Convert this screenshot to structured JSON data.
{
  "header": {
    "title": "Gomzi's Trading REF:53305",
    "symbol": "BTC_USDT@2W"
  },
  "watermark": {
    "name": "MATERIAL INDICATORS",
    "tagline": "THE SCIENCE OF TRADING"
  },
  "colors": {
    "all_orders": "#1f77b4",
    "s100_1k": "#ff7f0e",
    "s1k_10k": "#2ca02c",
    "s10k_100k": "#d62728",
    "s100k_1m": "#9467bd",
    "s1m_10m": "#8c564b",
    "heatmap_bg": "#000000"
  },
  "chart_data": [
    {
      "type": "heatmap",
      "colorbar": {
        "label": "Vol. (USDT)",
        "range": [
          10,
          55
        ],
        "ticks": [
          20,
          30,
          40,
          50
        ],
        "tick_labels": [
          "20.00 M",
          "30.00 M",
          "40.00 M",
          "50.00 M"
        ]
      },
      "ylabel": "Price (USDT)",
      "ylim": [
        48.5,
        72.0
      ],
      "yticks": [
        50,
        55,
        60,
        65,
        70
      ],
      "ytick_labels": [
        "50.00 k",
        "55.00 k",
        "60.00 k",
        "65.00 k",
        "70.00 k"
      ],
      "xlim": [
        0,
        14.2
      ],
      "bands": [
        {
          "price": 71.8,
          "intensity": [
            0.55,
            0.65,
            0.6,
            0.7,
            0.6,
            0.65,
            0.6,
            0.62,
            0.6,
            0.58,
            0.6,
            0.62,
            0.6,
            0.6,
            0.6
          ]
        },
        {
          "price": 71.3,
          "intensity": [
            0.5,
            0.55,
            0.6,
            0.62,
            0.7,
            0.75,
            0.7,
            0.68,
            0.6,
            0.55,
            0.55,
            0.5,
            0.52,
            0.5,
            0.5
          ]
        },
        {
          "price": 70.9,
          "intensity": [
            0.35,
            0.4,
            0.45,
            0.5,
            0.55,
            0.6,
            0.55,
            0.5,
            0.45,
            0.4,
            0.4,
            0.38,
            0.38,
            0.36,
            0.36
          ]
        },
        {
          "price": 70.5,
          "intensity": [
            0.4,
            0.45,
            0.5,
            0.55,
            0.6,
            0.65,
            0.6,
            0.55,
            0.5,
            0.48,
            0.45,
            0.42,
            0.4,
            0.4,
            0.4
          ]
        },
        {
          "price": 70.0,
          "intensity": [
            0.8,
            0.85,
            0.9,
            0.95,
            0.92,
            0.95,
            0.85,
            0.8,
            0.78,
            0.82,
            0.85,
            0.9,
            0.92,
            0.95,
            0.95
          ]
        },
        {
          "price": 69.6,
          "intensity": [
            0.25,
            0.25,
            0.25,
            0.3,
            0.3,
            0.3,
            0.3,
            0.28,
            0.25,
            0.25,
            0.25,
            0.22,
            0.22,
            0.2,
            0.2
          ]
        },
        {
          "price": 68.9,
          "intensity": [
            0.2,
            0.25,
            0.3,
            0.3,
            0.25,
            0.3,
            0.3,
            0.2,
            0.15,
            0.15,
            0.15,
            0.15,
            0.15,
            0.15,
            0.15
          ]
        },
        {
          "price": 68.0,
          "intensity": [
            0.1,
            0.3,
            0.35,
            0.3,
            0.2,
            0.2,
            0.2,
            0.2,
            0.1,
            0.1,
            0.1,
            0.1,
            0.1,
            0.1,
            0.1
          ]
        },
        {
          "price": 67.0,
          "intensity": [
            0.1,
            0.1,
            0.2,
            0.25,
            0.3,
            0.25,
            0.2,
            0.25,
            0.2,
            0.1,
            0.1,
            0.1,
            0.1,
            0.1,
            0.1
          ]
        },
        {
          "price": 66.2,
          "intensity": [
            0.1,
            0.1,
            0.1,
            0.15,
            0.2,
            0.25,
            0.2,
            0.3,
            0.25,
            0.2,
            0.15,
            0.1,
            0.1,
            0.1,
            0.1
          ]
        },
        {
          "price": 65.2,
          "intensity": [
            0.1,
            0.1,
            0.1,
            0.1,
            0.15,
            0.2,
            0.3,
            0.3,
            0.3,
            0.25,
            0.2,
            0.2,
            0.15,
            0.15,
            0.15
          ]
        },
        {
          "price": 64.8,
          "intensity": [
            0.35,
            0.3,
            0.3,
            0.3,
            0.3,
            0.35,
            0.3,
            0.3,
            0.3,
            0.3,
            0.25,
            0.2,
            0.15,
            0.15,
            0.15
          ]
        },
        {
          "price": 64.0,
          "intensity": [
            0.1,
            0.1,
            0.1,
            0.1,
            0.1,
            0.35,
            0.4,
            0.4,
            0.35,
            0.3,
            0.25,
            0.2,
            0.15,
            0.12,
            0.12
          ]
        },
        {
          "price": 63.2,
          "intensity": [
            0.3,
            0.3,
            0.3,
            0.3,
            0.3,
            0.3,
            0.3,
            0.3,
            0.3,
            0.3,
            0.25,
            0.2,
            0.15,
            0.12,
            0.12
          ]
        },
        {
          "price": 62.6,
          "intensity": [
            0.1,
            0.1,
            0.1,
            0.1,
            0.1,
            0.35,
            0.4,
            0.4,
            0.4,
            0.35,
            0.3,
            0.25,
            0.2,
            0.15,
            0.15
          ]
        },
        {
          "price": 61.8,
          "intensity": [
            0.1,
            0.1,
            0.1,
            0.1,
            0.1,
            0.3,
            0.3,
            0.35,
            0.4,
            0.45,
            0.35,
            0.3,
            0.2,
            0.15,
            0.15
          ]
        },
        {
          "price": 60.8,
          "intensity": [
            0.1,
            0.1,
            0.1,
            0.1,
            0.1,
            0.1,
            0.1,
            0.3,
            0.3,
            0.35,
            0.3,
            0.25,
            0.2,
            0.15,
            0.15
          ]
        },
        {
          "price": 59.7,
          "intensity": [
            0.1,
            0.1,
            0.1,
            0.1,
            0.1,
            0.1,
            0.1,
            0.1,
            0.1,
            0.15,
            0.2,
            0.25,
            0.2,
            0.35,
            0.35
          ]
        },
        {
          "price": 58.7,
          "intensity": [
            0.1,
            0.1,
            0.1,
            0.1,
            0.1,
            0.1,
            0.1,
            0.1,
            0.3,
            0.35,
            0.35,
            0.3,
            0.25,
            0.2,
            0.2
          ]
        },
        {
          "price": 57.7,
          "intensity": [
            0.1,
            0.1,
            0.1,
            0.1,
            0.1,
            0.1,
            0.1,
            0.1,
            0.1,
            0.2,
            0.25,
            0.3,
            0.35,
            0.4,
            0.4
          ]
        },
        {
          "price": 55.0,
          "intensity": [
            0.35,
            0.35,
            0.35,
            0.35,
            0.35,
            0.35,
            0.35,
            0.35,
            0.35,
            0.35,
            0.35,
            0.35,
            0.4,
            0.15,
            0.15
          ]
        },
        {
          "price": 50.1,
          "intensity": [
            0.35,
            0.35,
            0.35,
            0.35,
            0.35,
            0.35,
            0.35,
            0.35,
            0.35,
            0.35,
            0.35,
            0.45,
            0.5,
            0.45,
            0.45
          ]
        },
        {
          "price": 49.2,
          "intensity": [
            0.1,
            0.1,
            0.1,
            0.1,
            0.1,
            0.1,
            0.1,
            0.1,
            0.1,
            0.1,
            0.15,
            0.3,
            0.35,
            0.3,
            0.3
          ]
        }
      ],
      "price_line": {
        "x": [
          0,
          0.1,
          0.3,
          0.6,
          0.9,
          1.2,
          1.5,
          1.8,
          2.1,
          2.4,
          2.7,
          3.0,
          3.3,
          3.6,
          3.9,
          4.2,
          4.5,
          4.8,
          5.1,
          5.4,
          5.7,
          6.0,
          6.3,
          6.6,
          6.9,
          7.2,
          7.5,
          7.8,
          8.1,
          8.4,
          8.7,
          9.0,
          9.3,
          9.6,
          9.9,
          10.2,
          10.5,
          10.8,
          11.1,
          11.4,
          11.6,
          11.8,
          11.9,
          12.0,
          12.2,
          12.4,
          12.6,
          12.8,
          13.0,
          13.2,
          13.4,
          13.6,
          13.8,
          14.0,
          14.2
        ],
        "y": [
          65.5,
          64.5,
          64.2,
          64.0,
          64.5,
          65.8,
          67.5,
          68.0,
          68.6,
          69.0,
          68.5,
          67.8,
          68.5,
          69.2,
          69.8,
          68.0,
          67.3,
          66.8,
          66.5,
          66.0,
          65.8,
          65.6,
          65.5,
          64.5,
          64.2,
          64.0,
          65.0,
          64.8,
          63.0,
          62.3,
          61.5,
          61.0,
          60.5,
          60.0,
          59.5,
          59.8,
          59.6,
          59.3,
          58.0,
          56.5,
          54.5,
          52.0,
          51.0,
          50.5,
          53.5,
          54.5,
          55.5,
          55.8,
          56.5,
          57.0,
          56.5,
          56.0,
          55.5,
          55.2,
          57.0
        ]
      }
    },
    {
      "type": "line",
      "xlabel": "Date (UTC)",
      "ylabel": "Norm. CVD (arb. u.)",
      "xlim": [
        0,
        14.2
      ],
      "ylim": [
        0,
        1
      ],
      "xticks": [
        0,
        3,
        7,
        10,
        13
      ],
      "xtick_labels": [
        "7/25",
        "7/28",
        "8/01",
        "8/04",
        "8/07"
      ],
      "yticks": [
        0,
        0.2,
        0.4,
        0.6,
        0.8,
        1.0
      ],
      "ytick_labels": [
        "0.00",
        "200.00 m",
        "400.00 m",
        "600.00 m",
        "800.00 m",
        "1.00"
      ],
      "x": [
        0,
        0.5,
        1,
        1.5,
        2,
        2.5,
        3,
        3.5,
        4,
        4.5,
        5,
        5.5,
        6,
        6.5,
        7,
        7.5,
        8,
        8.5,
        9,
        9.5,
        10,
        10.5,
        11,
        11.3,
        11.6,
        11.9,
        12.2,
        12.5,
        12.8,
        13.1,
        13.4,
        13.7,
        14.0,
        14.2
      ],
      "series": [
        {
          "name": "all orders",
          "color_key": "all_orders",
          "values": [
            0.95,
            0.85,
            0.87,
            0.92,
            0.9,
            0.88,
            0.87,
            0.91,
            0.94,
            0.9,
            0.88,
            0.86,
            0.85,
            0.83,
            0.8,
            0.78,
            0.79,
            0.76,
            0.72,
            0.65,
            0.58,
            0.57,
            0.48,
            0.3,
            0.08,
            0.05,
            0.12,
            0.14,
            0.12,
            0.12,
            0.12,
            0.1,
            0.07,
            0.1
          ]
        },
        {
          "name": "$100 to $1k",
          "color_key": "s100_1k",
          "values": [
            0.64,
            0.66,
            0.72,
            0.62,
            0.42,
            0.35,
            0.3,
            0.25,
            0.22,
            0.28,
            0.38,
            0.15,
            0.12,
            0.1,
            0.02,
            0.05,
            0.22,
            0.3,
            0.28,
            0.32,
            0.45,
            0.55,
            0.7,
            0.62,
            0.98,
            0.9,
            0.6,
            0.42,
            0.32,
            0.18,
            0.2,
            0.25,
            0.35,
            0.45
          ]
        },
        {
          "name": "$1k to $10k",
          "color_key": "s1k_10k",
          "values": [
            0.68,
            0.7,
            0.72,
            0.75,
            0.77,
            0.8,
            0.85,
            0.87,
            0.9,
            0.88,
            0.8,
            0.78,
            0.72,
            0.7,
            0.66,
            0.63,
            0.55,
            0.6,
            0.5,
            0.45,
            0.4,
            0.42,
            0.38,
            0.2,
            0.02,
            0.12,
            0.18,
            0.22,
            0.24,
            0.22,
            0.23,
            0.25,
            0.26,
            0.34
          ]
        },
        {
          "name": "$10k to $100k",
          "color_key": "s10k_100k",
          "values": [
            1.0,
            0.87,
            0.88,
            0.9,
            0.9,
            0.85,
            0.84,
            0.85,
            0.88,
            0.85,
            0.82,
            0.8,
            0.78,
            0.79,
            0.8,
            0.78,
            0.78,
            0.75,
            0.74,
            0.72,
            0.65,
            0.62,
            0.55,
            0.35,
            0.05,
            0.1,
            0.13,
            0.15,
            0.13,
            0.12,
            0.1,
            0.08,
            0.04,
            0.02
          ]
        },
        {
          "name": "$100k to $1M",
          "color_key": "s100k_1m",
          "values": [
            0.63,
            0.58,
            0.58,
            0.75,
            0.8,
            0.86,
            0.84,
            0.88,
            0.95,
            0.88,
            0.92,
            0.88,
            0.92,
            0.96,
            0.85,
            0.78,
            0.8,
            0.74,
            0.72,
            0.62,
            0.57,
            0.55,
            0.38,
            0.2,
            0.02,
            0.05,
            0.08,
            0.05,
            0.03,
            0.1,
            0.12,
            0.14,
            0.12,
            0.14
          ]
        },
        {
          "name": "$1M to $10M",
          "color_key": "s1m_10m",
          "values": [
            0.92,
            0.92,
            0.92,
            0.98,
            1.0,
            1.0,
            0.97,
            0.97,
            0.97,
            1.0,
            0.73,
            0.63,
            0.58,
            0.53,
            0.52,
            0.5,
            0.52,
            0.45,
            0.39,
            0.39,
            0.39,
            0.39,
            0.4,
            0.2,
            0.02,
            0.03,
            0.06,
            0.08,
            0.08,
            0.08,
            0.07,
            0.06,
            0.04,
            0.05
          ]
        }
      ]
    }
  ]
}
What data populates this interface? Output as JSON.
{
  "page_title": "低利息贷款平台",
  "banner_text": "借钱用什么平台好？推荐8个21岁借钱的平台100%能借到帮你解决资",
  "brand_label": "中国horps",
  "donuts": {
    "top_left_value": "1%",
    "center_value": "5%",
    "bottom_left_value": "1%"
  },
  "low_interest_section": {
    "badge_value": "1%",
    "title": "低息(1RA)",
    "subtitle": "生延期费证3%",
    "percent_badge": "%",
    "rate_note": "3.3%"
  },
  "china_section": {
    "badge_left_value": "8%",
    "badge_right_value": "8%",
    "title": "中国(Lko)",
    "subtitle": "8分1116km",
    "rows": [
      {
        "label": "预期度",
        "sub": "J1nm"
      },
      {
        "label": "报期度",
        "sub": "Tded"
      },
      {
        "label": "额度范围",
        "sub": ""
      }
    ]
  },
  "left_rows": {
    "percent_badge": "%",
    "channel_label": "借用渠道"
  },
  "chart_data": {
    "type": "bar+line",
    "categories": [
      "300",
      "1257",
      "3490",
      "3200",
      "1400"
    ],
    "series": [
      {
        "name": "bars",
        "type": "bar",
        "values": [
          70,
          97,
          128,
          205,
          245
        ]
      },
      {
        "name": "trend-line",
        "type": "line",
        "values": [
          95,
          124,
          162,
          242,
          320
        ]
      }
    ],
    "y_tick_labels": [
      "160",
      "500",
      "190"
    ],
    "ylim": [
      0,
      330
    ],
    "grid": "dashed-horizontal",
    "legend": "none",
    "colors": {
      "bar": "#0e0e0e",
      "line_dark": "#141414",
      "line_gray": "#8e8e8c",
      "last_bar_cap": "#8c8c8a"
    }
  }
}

::::::

■ WHAT IS NEEDED ■
Copy out all lines that carry the word "subtitle".

■ EXERCISE ANSWER ■
    "subtitle": "生延期费证3%",
    "subtitle": "8分1116km",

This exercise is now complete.